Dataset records
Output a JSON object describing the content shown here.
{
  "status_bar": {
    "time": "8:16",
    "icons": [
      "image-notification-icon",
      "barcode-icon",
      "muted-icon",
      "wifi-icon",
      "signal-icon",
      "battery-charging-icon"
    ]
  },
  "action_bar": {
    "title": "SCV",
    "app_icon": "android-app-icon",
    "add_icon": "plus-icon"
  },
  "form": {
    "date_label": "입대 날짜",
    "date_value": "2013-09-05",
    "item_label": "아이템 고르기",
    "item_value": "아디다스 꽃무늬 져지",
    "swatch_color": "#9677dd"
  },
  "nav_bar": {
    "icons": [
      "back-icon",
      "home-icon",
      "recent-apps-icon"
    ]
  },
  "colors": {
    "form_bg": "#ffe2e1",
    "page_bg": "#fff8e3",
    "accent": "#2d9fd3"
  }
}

- Problem description -
Each record above must be given again exactly.

- Solution for this problem -
Output a JSON object describing the content shown here.
{
  "status_bar": {
    "time": "8:16",
    "icons": [
      "image-notification-icon",
      "barcode-icon",
      "muted-icon",
      "wifi-icon",
      "signal-icon",
      "battery-charging-icon"
    ]
  },
  "action_bar": {
    "title": "SCV",
    "app_icon": "android-app-icon",
    "add_icon": "plus-icon"
  },
  "form": {
    "date_label": "입대 날짜",
    "date_value": "2013-09-05",
    "item_label": "아이템 고르기",
    "item_value": "아디다스 꽃무늬 져지",
    "swatch_color": "#9677dd"
  },
  "nav_bar": {
    "icons": [
      "back-icon",
      "home-icon",
      "recent-apps-icon"
    ]
  },
  "colors": {
    "form_bg": "#ffe2e1",
    "page_bg": "#fff8e3",
    "accent": "#2d9fd3"
  }
}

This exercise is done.